What is needed ▸
Write the next part of the message about entropy and isolated systems, picking up right after its last sentence.

Page excerpt ▸
================

On Tue, 27 May 1997, Leigh Palmer wrote:

Why do you assume an isolated system?
We are talking about entropy, an attribute of a real system. Unphysical
assumptions do not help clarify what is a conceptual problem.

I have not been following this discussion as closely as I, probably,
should have to put in my two cents, because it appears to me that Dan and
Leigh are talking, somewhat, at cross purposes, but I'll do so anyway.

As I understand it the state of a truly isolated system never changes.
The Schrodinger Equ. describes how certain measurable quantities would
change with time in that state. (Of course, if we tried to make a
measurement, the system would no longer be isolated.)

However, thermo. does not deal with isolated systems, but with systems
in, at least, thermal contact with other systems and about which we have
only, limited, knowledge of such macroscopic variables as total energy,
volume, particle # etc. Under such circumstances we can never, even in
principle, know how the system will evolve, even if we could, somehow,
know it precise microstate at some point, because we don't know its
interaction with its environment. So it could, in a finite time, reach
any state that is consistent with the macroscopic parameters. Irreversible
processes in some sense reduce our knowledge of a system, and in that sense, entropy can be
can considered to be subjective.

================

Data lines ▸

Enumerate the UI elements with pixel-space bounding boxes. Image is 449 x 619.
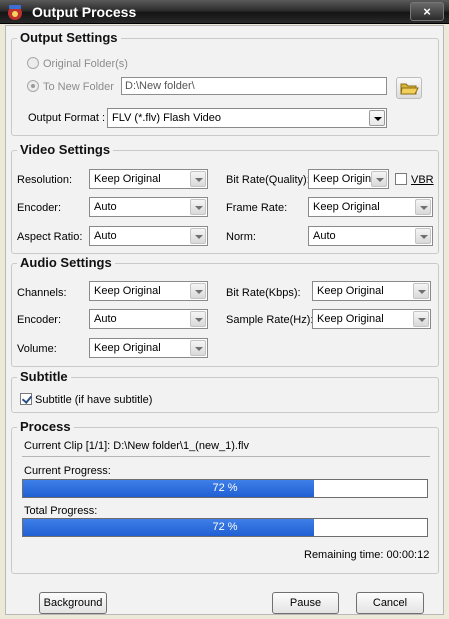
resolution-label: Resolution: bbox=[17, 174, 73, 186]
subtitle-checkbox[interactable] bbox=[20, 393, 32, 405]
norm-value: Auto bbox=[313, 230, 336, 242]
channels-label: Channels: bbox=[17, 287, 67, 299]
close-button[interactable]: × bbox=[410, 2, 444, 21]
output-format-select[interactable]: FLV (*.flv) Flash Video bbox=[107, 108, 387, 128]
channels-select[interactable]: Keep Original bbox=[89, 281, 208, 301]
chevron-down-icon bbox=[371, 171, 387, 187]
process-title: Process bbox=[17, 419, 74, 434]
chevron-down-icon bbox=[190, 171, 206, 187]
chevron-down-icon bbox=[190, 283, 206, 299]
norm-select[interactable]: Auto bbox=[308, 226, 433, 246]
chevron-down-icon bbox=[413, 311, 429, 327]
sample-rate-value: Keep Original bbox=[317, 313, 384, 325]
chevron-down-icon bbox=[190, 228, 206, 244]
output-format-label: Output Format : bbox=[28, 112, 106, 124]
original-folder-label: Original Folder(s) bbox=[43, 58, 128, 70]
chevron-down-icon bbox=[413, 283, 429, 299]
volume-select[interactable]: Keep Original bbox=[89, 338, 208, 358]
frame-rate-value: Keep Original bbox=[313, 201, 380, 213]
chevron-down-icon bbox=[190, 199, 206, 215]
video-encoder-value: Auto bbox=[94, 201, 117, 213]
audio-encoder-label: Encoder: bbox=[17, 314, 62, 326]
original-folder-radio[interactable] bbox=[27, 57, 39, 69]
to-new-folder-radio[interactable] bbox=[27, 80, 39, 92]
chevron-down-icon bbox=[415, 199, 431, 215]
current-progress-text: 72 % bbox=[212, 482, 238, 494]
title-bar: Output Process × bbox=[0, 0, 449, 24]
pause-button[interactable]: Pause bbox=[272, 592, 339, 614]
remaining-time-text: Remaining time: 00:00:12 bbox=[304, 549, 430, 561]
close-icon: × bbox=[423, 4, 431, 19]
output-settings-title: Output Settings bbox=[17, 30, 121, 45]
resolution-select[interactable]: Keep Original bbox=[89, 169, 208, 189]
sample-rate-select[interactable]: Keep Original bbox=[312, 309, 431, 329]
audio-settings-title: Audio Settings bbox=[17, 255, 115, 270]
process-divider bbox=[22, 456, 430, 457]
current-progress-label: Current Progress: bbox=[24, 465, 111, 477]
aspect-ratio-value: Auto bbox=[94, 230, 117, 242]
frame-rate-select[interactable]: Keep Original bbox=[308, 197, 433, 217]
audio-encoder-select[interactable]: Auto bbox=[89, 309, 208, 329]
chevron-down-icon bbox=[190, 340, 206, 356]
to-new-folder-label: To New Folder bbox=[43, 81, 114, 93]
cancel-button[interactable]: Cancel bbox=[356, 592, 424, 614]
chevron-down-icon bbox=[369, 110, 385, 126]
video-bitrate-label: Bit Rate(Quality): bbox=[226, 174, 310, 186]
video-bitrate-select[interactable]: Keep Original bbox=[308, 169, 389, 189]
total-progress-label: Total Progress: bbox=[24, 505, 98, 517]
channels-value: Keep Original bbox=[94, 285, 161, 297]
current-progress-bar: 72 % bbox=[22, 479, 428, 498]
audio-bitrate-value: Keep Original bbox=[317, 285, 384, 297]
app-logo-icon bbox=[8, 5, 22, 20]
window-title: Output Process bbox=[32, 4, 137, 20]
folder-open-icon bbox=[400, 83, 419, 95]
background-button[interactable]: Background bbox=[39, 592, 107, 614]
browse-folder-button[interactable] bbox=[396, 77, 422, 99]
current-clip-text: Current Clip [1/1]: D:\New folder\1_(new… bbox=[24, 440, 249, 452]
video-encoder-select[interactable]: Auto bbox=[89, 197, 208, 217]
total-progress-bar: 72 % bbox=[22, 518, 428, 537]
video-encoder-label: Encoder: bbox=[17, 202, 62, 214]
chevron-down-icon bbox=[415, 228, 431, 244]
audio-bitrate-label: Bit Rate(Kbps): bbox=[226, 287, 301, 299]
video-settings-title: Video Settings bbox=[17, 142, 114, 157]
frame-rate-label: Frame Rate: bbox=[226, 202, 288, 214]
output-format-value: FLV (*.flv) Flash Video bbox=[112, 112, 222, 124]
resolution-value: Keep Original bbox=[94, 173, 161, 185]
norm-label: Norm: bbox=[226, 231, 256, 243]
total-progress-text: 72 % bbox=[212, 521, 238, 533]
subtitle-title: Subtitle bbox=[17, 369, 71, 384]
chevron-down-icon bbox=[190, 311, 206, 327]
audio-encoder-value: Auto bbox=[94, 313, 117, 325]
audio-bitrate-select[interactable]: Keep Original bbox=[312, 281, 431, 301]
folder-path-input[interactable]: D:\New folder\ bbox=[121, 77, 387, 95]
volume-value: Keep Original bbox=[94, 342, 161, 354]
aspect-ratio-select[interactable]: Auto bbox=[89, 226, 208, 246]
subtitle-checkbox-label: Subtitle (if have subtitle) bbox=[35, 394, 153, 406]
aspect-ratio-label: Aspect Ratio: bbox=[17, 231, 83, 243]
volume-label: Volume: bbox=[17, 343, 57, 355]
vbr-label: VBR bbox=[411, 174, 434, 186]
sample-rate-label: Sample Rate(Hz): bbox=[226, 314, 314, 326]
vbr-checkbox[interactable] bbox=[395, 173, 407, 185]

================

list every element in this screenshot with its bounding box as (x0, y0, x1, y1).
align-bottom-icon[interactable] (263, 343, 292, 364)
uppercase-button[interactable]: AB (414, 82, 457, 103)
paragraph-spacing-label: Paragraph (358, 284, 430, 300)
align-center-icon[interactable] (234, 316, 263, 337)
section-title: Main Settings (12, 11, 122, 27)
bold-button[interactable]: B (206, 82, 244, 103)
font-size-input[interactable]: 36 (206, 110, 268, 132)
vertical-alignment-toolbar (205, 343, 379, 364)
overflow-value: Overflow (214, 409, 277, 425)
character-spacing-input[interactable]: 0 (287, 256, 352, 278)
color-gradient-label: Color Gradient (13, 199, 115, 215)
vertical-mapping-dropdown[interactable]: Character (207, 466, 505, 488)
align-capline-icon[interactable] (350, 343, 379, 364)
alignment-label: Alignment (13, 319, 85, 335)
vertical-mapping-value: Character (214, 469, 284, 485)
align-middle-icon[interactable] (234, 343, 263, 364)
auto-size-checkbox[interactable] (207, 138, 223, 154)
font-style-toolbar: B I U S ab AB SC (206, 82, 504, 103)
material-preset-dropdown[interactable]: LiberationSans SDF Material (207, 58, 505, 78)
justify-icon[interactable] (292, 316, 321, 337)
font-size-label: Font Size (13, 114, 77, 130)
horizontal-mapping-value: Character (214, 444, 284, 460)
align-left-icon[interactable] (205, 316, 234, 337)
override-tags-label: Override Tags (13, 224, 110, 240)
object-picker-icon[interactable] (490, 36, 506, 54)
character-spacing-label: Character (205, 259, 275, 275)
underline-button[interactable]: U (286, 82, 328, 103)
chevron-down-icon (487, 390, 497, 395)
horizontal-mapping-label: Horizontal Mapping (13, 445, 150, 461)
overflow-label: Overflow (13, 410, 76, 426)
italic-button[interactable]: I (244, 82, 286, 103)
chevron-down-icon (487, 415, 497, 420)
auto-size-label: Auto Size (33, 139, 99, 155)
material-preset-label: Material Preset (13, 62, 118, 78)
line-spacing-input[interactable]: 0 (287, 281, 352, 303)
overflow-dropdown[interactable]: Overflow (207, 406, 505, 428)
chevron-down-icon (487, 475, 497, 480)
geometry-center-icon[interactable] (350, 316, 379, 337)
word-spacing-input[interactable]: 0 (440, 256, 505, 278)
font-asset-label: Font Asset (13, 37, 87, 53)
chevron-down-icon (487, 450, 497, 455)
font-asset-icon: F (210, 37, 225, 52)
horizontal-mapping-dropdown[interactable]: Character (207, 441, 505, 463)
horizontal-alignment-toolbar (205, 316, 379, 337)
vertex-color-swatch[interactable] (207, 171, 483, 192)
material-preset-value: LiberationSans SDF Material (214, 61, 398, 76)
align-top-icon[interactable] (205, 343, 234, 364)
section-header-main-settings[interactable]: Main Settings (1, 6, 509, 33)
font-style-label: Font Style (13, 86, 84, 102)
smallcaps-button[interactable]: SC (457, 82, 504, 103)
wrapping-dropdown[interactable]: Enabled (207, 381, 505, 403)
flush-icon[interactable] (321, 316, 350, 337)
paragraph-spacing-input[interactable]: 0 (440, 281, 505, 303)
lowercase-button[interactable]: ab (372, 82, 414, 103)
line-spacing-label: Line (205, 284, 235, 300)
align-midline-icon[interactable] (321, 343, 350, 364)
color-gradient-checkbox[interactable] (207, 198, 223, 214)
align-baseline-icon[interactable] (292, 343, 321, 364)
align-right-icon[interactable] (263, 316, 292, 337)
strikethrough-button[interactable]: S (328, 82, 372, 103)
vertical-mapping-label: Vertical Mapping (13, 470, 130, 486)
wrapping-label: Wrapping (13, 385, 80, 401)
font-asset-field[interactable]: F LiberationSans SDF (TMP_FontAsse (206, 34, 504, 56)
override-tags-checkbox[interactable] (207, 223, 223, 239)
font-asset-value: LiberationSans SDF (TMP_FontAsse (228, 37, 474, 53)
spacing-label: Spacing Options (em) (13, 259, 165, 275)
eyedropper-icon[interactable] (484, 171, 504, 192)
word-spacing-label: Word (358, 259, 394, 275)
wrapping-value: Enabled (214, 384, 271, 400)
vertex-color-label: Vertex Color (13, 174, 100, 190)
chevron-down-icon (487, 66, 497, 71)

================

Answer to this exercise ▸
Stat Mech associates entropy with the number or microstates that are
consistent with the given macroscopic parameters, which is objective. Of
course, questions of time scale, etc. do enter when dealing with real
system, but I don't think that such questions are at the heart of the
matter. The important point is that entropy deals with systems about
which we have limited knowledge and which interact with other systems.
As such, it is not as objective as the weigh of my thermo text. Then
again, is the subjective/objective debate really helpful?

Finally, as to the size of the system, perhaps we could say that when the
Stirling approx. for log(N!) is good enough the system is large enough.